start

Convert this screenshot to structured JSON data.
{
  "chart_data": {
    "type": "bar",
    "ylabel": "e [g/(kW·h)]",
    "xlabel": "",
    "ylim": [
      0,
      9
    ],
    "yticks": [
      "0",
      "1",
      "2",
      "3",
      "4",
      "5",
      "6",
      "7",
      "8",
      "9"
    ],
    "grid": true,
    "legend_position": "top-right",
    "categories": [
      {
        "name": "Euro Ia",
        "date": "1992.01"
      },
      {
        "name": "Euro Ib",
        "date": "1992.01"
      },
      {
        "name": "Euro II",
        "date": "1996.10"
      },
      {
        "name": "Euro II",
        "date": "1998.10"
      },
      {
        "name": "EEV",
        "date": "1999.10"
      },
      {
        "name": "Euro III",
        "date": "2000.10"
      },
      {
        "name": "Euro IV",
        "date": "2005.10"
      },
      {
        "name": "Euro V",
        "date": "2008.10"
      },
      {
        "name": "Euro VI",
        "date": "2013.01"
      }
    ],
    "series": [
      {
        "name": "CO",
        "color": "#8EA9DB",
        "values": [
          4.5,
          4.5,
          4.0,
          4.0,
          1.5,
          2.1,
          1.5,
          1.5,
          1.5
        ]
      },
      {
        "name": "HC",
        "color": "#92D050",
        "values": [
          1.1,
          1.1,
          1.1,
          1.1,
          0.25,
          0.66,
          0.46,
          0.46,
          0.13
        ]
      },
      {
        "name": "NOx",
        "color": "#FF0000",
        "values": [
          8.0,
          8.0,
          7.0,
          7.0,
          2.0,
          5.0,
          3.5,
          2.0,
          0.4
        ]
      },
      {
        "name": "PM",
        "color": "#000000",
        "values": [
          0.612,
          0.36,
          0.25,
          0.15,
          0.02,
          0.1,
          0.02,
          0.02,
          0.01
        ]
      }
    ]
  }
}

end

# Task description
From the entries above, copy every line containing the word "Euro".

# The completed task
        "name": "Euro Ia",
        "name": "Euro Ib",
        "name": "Euro II",
        "name": "Euro II",
        "name": "Euro III",
        "name": "Euro IV",
        "name": "Euro V",
        "name": "Euro VI",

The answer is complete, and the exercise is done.